**** Provided information

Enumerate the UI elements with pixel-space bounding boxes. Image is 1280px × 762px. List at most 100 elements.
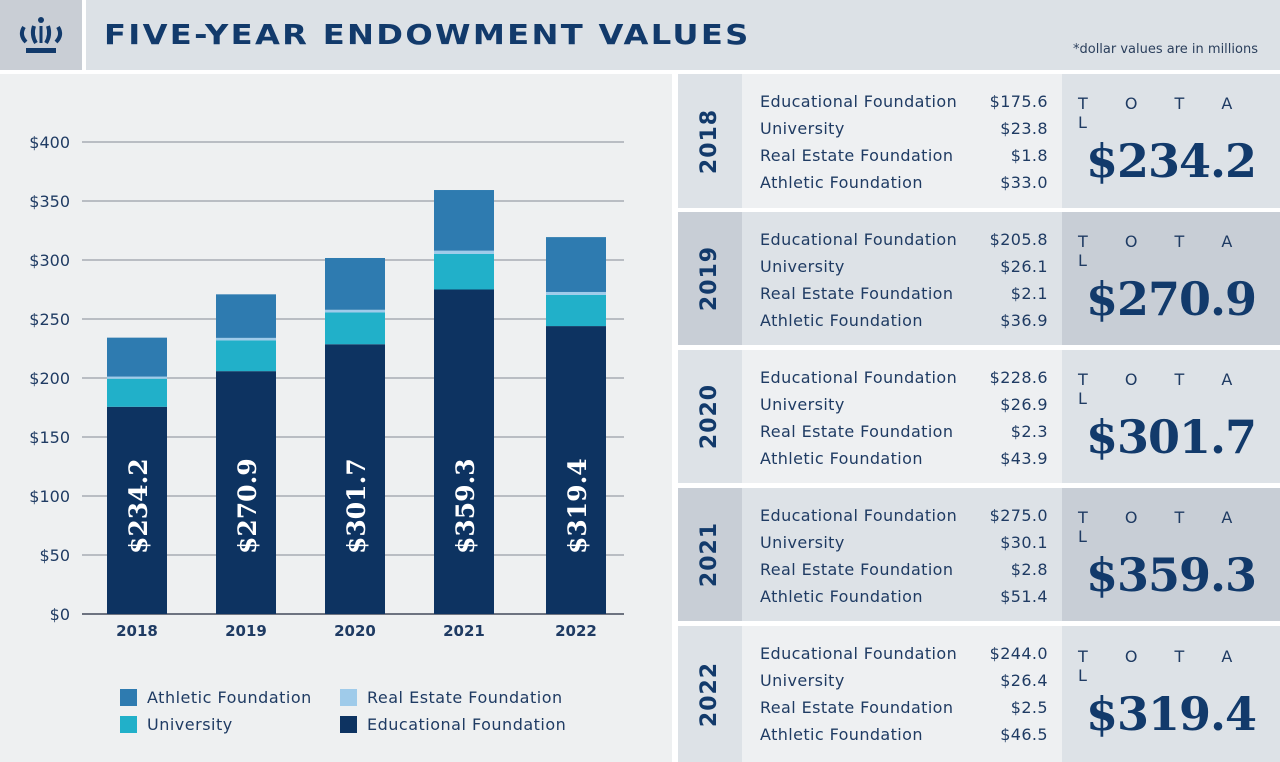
- item-value: $228.6: [989, 368, 1048, 387]
- y-tick-label: $150: [29, 428, 70, 447]
- bar-total-label: $301.7: [342, 458, 371, 554]
- breakdown-item: Educational Foundation $205.8: [760, 226, 1048, 253]
- item-label: Athletic Foundation: [760, 173, 923, 192]
- item-value: $46.5: [1000, 725, 1048, 744]
- x-tick-label: 2022: [555, 622, 597, 640]
- legend-university: University: [120, 715, 233, 734]
- item-label: Educational Foundation: [760, 368, 958, 387]
- item-value: $26.4: [1000, 671, 1048, 690]
- item-label: Athletic Foundation: [760, 449, 923, 468]
- breakdown-item: Real Estate Foundation $2.1: [760, 280, 1048, 307]
- legend-swatch-educational: [340, 716, 357, 733]
- item-label: University: [760, 671, 845, 690]
- year-label: 2020: [697, 383, 723, 450]
- item-value: $2.3: [1010, 422, 1048, 441]
- bar-segment-educational-foundation: [216, 371, 276, 614]
- legend-swatch-university: [120, 716, 137, 733]
- breakdown-item: Athletic Foundation $51.4: [760, 583, 1048, 610]
- item-label: Educational Foundation: [760, 644, 958, 663]
- breakdown-item: Athletic Foundation $36.9: [760, 307, 1048, 334]
- bar-segment-real-estate-foundation: [216, 337, 276, 341]
- item-label: Athletic Foundation: [760, 725, 923, 744]
- breakdown-item: Educational Foundation $275.0: [760, 502, 1048, 529]
- item-value: $33.0: [1000, 173, 1048, 192]
- year-row-2022: 2022 Educational Foundation $244.0 Univers…: [678, 626, 1280, 762]
- total-cell: T O T A L $319.4: [1062, 626, 1280, 762]
- x-tick-label: 2018: [116, 622, 158, 640]
- breakdown-list: Educational Foundation $205.8 University $2…: [742, 212, 1062, 345]
- bar-total-label: $270.9: [233, 458, 262, 554]
- total-label: T O T A L: [1078, 369, 1249, 408]
- x-tick-label: 2020: [334, 622, 376, 640]
- bar-segment-athletic-foundation: [434, 190, 494, 251]
- item-value: $2.8: [1010, 560, 1048, 579]
- breakdown-item: Real Estate Foundation $2.3: [760, 418, 1048, 445]
- crown-icon: [19, 17, 63, 53]
- breakdown-item: University $26.9: [760, 391, 1048, 418]
- bar-segment-athletic-foundation: [546, 237, 606, 292]
- bar-segment-educational-foundation: [434, 289, 494, 614]
- y-tick-label: $250: [29, 310, 70, 329]
- legend-real-estate: Real Estate Foundation: [340, 688, 563, 707]
- bar-segment-university: [216, 340, 276, 372]
- item-value: $26.1: [1000, 257, 1048, 276]
- breakdown-item: Athletic Foundation $43.9: [760, 445, 1048, 472]
- y-tick-label: $300: [29, 251, 70, 270]
- y-tick-label: $400: [29, 133, 70, 152]
- item-value: $2.5: [1010, 698, 1048, 717]
- item-label: Educational Foundation: [760, 230, 958, 249]
- total-label: T O T A L: [1078, 507, 1249, 546]
- breakdown-item: Athletic Foundation $46.5: [760, 721, 1048, 748]
- bar-segment-real-estate-foundation: [434, 250, 494, 254]
- breakdown-item: Real Estate Foundation $2.8: [760, 556, 1048, 583]
- breakdown-list: Educational Foundation $275.0 University $3…: [742, 488, 1062, 621]
- header: FIVE-YEAR ENDOWMENT VALUES *dollar value…: [86, 0, 1280, 70]
- legend-educational: Educational Foundation: [340, 715, 566, 734]
- legend-label: Athletic Foundation: [147, 688, 312, 707]
- total-value: $234.2: [1085, 134, 1257, 188]
- bar-segment-real-estate-foundation: [325, 309, 385, 313]
- breakdown-item: Educational Foundation $244.0: [760, 640, 1048, 667]
- breakdown-item: University $26.1: [760, 253, 1048, 280]
- item-value: $275.0: [989, 506, 1048, 525]
- item-value: $51.4: [1000, 587, 1048, 606]
- total-label: T O T A L: [1078, 231, 1249, 270]
- year-cell: 2020: [678, 350, 742, 483]
- item-value: $30.1: [1000, 533, 1048, 552]
- legend-label: Educational Foundation: [367, 715, 567, 734]
- bar-total-label: $234.2: [124, 458, 153, 554]
- item-label: University: [760, 533, 845, 552]
- legend-swatch-athletic: [120, 689, 137, 706]
- bar-total-label: $359.3: [451, 458, 480, 554]
- y-tick-label: $100: [29, 487, 70, 506]
- item-value: $244.0: [989, 644, 1048, 663]
- item-label: University: [760, 257, 845, 276]
- total-cell: T O T A L $301.7: [1062, 350, 1280, 483]
- year-label: 2018: [697, 108, 723, 174]
- item-label: Real Estate Foundation: [760, 698, 954, 717]
- breakdown-list: Educational Foundation $228.6 University $2…: [742, 350, 1062, 483]
- total-label: T O T A L: [1078, 94, 1249, 132]
- item-label: Athletic Foundation: [760, 311, 923, 330]
- logo: [0, 0, 82, 70]
- year-label: 2022: [697, 661, 723, 727]
- item-value: $2.1: [1010, 284, 1048, 303]
- bar-total-label: $319.4: [563, 458, 592, 554]
- item-value: $36.9: [1000, 311, 1048, 330]
- item-value: $1.8: [1010, 146, 1048, 165]
- y-tick-label: $0: [50, 605, 70, 624]
- item-label: Athletic Foundation: [760, 587, 923, 606]
- bar-segment-real-estate-foundation: [107, 376, 167, 379]
- bar-segment-university: [434, 253, 494, 290]
- y-tick-label: $50: [39, 546, 70, 565]
- legend-athletic: Athletic Foundation: [120, 688, 312, 707]
- total-cell: T O T A L $359.3: [1062, 488, 1280, 621]
- item-value: $43.9: [1000, 449, 1048, 468]
- breakdown-item: Athletic Foundation $33.0: [760, 169, 1048, 196]
- breakdown-item: Educational Foundation $175.6: [760, 88, 1048, 115]
- bar-segment-university: [546, 294, 606, 327]
- x-tick-label: 2021: [443, 622, 485, 640]
- year-row-2020: 2020 Educational Foundation $228.6 Univers…: [678, 350, 1280, 483]
- legend-swatch-real-estate: [340, 689, 357, 706]
- breakdown-item: University $23.8: [760, 115, 1048, 142]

********

Exercise prompt:
Count the lines of the records that contain the string "tick", with case counting. Reply with the number alone.

Answer in full:
11